Could you rewrite the entries below with every "capacitor" changed to "condenser" and nothing else altered? Leave out the pictures.
## BEGIN Dataset extract
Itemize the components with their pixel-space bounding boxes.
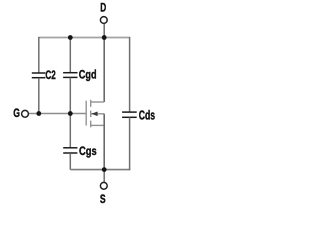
wire Cds branch lower (129, 118, 131, 171)
wire bottom node to S terminal (103, 170, 105, 183)
node dot gate C2 junction (36, 111, 41, 116)
transistor Q1 MOSFET (86, 100, 104, 128)
wire C2 branch upper (38, 37, 40, 73)
wire Cgd branch upper (69, 37, 71, 73)
wire D terminal to drain node (103, 23, 105, 37)
node dot source junction (102, 167, 107, 172)
wire gate column Cgd to Cgs (69, 78, 71, 148)
capacitor Cgs (63, 145, 96, 158)
capacitor Cgd (63, 68, 96, 82)
wire top bus D node (39, 37, 130, 39)
wire Cgs to bottom bus (69, 153, 71, 169)
svg-text:C2: C2 (45, 70, 56, 83)
svg-text:D: D (100, 2, 106, 15)
wire Cds branch upper (129, 37, 131, 112)
wire source column to bottom bus (103, 114, 105, 170)
svg-text:Cgs: Cgs (79, 145, 97, 158)
terminal S (100, 182, 107, 206)
svg-text:G: G (13, 108, 20, 120)
svg-text:S: S (100, 194, 106, 206)
svg-text:Cds: Cds (139, 109, 155, 123)
node dot top drain junction (102, 35, 107, 40)
svg-text:Cgd: Cgd (79, 68, 97, 82)
capacitor Cds (122, 109, 155, 123)
node dot gate Cgs junction (68, 111, 73, 116)
terminal D (100, 2, 107, 23)
capacitor C2 (32, 70, 56, 83)
wire gate lead from G terminal (28, 113, 86, 115)
terminal G (13, 108, 28, 120)
wire drain node to transistor (103, 38, 105, 103)
wire C2 branch lower (38, 78, 40, 114)
wire bottom bus S node (70, 169, 130, 171)
node dot top Cgd junction (68, 35, 73, 40)
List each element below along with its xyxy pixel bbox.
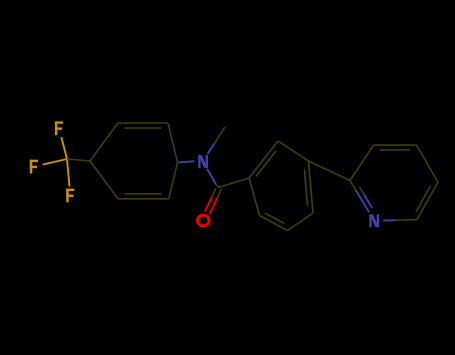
pyridine inner C5-C6 [416,186,431,212]
left ring edge TR-R [168,123,178,163]
bond C-F1 [61,137,67,159]
central ring edge AR-A3 [309,161,314,213]
bond N-C(O) N-half [207,169,216,185]
left ring edge TL-TR [118,122,168,124]
pyridine N1-C6 C-half [396,219,417,222]
pyridine N1=C2 inner N-half [364,194,372,208]
bond C-F2 [43,159,67,165]
pyridine N1=C2 inner C-half [360,187,364,194]
C=O line0 C-half [217,189,222,199]
left ring edge L-TL [90,123,118,161]
bond ringR-N C-half [178,161,180,163]
label F bottom [66,189,69,203]
bond C-F3 [67,159,70,187]
label F left [30,160,33,174]
label N amide [198,155,200,168]
bond N-CH3 C-half [214,127,225,143]
pyridine edge C4-C5 [417,145,439,182]
pyridine edge C5-C6 [417,182,438,219]
pyridine N1-C6 het-half [383,219,395,221]
bond N-CH3 N-half [208,143,215,154]
central ring edge A4-A5 [260,216,288,231]
central ring inner AL-AT [256,151,276,177]
left ring inner bottom [125,193,162,195]
C=O line1 O-half [205,197,212,212]
central ring edge A3-A4 [288,213,314,231]
bond CF3-ring [67,159,90,161]
pyridine edge C2-C3 [350,145,374,180]
C=O line1 C-half [212,188,216,197]
left ring inner top [125,127,162,129]
label N pyridine [369,214,371,227]
label O [197,215,209,226]
bond ringR-N N-half [179,161,195,162]
left ring edge R-BR [169,163,178,199]
pyridine N1=C2 het-half [355,189,369,212]
left ring edge BR-BL [118,198,169,200]
label F top [55,121,58,135]
bond C(O)-centralring [219,178,250,188]
pyridine inner C3-C4 [380,149,410,151]
pyridine N1=C2 C-half [350,181,355,190]
central ring edge AL-AT [249,141,278,178]
central ring edge A5-AL [249,178,260,216]
bond N-C(O) C-half [216,185,218,188]
central ring inner AR-A3 [304,169,307,205]
central ring edge AT-AR [278,141,309,161]
central ring inner A4-A5 [265,213,285,224]
bond central-pyC2 [309,161,351,181]
pyridine edge C3-C4 [374,144,417,146]
left ring edge BL-L [90,161,118,199]
C=O line0 O-half [210,198,217,214]
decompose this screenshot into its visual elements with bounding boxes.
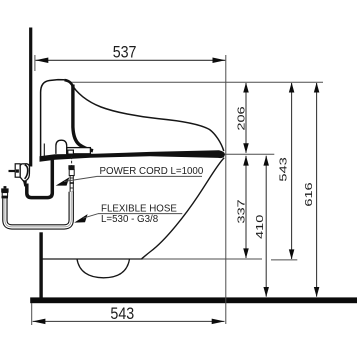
FLEXIBLE HOSE leader bbox=[74, 214, 87, 223]
dimension 543 bottom bbox=[32, 303, 225, 325]
bowl bottom line bbox=[40, 258, 143, 260]
top reference line bbox=[70, 81, 323, 83]
power cord bbox=[27, 159, 53, 198]
hinge thick L bbox=[73, 85, 93, 151]
pedestal back bbox=[39, 232, 42, 297]
plug body bbox=[20, 164, 29, 182]
dimension 206 bbox=[235, 83, 248, 154]
hose fitting G3/8 bbox=[1, 186, 8, 198]
plug pin bbox=[9, 170, 16, 172]
dimension 337 bbox=[235, 156, 248, 259]
lid top curve bbox=[71, 84, 224, 151]
svg-text:L=530 - G3/8: L=530 - G3/8 bbox=[101, 214, 159, 225]
dimension 543 right bbox=[278, 83, 295, 260]
svg-text:537: 537 bbox=[113, 43, 137, 61]
seat/rim thick bar bbox=[40, 150, 225, 162]
dimension 616 bbox=[303, 83, 320, 298]
seat level tick bbox=[225, 153, 275, 155]
inlet notch bbox=[68, 150, 74, 154]
bowl front curve bbox=[142, 158, 225, 259]
svg-text:543: 543 bbox=[110, 305, 134, 323]
seat unit back body outline bbox=[41, 80, 73, 157]
hose connector / valve bbox=[68, 165, 74, 192]
svg-text:206: 206 bbox=[235, 106, 246, 130]
dome (water inlet) bbox=[56, 140, 67, 154]
dimension 537 bbox=[35, 43, 226, 71]
inlet box bbox=[67, 148, 91, 154]
dimension 410 bbox=[254, 156, 269, 297]
svg-text:POWER CORD L=1000: POWER CORD L=1000 bbox=[100, 166, 204, 177]
extension line front (537/543) bbox=[225, 55, 227, 324]
floor bbox=[30, 297, 357, 303]
POWER CORD leader bbox=[56, 177, 70, 185]
svg-text:337: 337 bbox=[235, 199, 246, 223]
svg-text:410: 410 bbox=[254, 215, 265, 239]
plug face bbox=[15, 164, 20, 177]
svg-text:543: 543 bbox=[278, 157, 289, 181]
trap arc bbox=[77, 259, 130, 278]
wall bbox=[29, 28, 32, 167]
tick 543 bottom bbox=[271, 259, 297, 261]
seat back inner line bbox=[43, 144, 45, 158]
bowl bottom extension bbox=[142, 258, 262, 260]
plug boot bbox=[23, 180, 27, 187]
dashed connector line bbox=[71, 157, 73, 168]
flexible hose bbox=[5, 192, 71, 227]
svg-text:616: 616 bbox=[303, 182, 314, 206]
step knot bbox=[65, 80, 73, 86]
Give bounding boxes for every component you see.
## END Dataset extract
### Complete response
Itemize the components with their pixel-space bounding boxes.
wire Cds branch lower (129, 118, 131, 171)
wire bottom node to S terminal (103, 170, 105, 183)
node dot gate C2 junction (36, 111, 41, 116)
transistor Q1 MOSFET (86, 100, 104, 128)
wire C2 branch upper (38, 37, 40, 73)
wire Cgd branch upper (69, 37, 71, 73)
wire D terminal to drain node (103, 23, 105, 37)
node dot source junction (102, 167, 107, 172)
wire gate column Cgd to Cgs (69, 78, 71, 148)
condenser Cgs (63, 145, 96, 158)
condenser Cgd (63, 68, 96, 82)
wire top bus D node (39, 37, 130, 39)
wire Cgs to bottom bus (69, 153, 71, 169)
svg-text:C2: C2 (45, 70, 56, 83)
svg-text:D: D (100, 2, 106, 15)
wire Cds branch upper (129, 37, 131, 112)
wire source column to bottom bus (103, 114, 105, 170)
svg-text:Cgs: Cgs (79, 145, 97, 158)
terminal S (100, 182, 107, 206)
svg-text:G: G (13, 108, 20, 120)
svg-text:S: S (100, 194, 106, 206)
svg-text:Cds: Cds (139, 109, 155, 123)
node dot top drain junction (102, 35, 107, 40)
svg-text:Cgd: Cgd (79, 68, 97, 82)
condenser Cds (122, 109, 155, 123)
node dot gate Cgs junction (68, 111, 73, 116)
terminal D (100, 2, 107, 23)
condenser C2 (32, 70, 56, 83)
wire gate lead from G terminal (28, 113, 86, 115)
terminal G (13, 108, 28, 120)
wire drain node to transistor (103, 38, 105, 103)
wire C2 branch lower (38, 78, 40, 114)
wire bottom bus S node (70, 169, 130, 171)
node dot top Cgd junction (68, 35, 73, 40)
List each element below along with its xyxy pixel bbox.
pyridine inner C5-C6 [416,186,431,212]
left ring edge TR-R [168,123,178,163]
bond C-F1 [61,137,67,159]
central ring edge AR-A3 [309,161,314,213]
bond N-C(O) N-half [207,169,216,185]
left ring edge TL-TR [118,122,168,124]
pyridine N1-C6 C-half [396,219,417,222]
pyridine N1=C2 inner N-half [364,194,372,208]
bond C-F2 [43,159,67,165]
pyridine N1=C2 inner C-half [360,187,364,194]
C=O line0 C-half [217,189,222,199]
left ring edge L-TL [90,123,118,161]
bond ringR-N C-half [178,161,180,163]
label F bottom [66,189,69,203]
bond C-F3 [67,159,70,187]
label F left [30,160,33,174]
label N amide [198,155,200,168]
bond N-CH3 C-half [214,127,225,143]
pyridine edge C4-C5 [417,145,439,182]
pyridine edge C5-C6 [417,182,438,219]
pyridine N1-C6 het-half [383,219,395,221]
bond N-CH3 N-half [208,143,215,154]
central ring edge A4-A5 [260,216,288,231]
central ring inner AL-AT [256,151,276,177]
left ring inner bottom [125,193,162,195]
C=O line1 O-half [205,197,212,212]
central ring edge A3-A4 [288,213,314,231]
bond CF3-ring [67,159,90,161]
pyridine edge C2-C3 [350,145,374,180]
C=O line1 C-half [212,188,216,197]
left ring inner top [125,127,162,129]
label N pyridine [369,214,371,227]
label O [197,215,209,226]
bond ringR-N N-half [179,161,195,162]
left ring edge R-BR [169,163,178,199]
pyridine N1=C2 het-half [355,189,369,212]
left ring edge BR-BL [118,198,169,200]
label F top [55,121,58,135]
bond C(O)-centralring [219,178,250,188]
pyridine inner C3-C4 [380,149,410,151]
pyridine N1=C2 C-half [350,181,355,190]
central ring edge AL-AT [249,141,278,178]
central ring edge A5-AL [249,178,260,216]
bond N-C(O) C-half [216,185,218,188]
central ring inner AR-A3 [304,169,307,205]
central ring edge AT-AR [278,141,309,161]
central ring inner A4-A5 [265,213,285,224]
bond central-pyC2 [309,161,351,181]
pyridine edge C3-C4 [374,144,417,146]
left ring edge BL-L [90,161,118,199]
C=O line0 O-half [210,198,217,214]
decompose this screenshot into its visual elements with bounding boxes.
FLEXIBLE HOSE leader bbox=[74, 214, 87, 223]
dimension 543 bottom bbox=[32, 303, 225, 325]
bowl bottom line bbox=[40, 258, 143, 260]
top reference line bbox=[70, 81, 323, 83]
power cord bbox=[27, 159, 53, 198]
hinge thick L bbox=[73, 85, 93, 151]
pedestal back bbox=[39, 232, 42, 297]
plug body bbox=[20, 164, 29, 182]
dimension 206 bbox=[235, 83, 248, 154]
hose fitting G3/8 bbox=[1, 186, 8, 198]
plug pin bbox=[9, 170, 16, 172]
dimension 337 bbox=[235, 156, 248, 259]
lid top curve bbox=[71, 84, 224, 151]
svg-text:L=530 - G3/8: L=530 - G3/8 bbox=[101, 214, 159, 225]
dimension 543 right bbox=[278, 83, 295, 260]
svg-text:537: 537 bbox=[113, 43, 137, 61]
seat/rim thick bar bbox=[40, 150, 225, 162]
dimension 616 bbox=[303, 83, 320, 298]
seat level tick bbox=[225, 153, 275, 155]
inlet notch bbox=[68, 150, 74, 154]
bowl front curve bbox=[142, 158, 225, 259]
svg-text:543: 543 bbox=[110, 305, 134, 323]
seat unit back body outline bbox=[41, 80, 73, 157]
hose connector / valve bbox=[68, 165, 74, 192]
svg-text:206: 206 bbox=[235, 106, 246, 130]
dome (water inlet) bbox=[56, 140, 67, 154]
dimension 537 bbox=[35, 43, 226, 71]
inlet box bbox=[67, 148, 91, 154]
dimension 410 bbox=[254, 156, 269, 297]
svg-text:POWER CORD L=1000: POWER CORD L=1000 bbox=[100, 166, 204, 177]
extension line front (537/543) bbox=[225, 55, 227, 324]
floor bbox=[30, 297, 357, 303]
POWER CORD leader bbox=[56, 177, 70, 185]
svg-text:337: 337 bbox=[235, 199, 246, 223]
svg-text:410: 410 bbox=[254, 215, 265, 239]
plug face bbox=[15, 164, 20, 177]
svg-text:543: 543 bbox=[278, 157, 289, 181]
trap arc bbox=[77, 259, 130, 278]
wall bbox=[29, 28, 32, 167]
tick 543 bottom bbox=[271, 259, 297, 261]
seat back inner line bbox=[43, 144, 45, 158]
bowl bottom extension bbox=[142, 258, 262, 260]
plug boot bbox=[23, 180, 27, 187]
dashed connector line bbox=[71, 157, 73, 168]
flexible hose bbox=[5, 192, 71, 227]
svg-text:616: 616 bbox=[303, 182, 314, 206]
step knot bbox=[65, 80, 73, 86]
Give bounding boxes for every component you see.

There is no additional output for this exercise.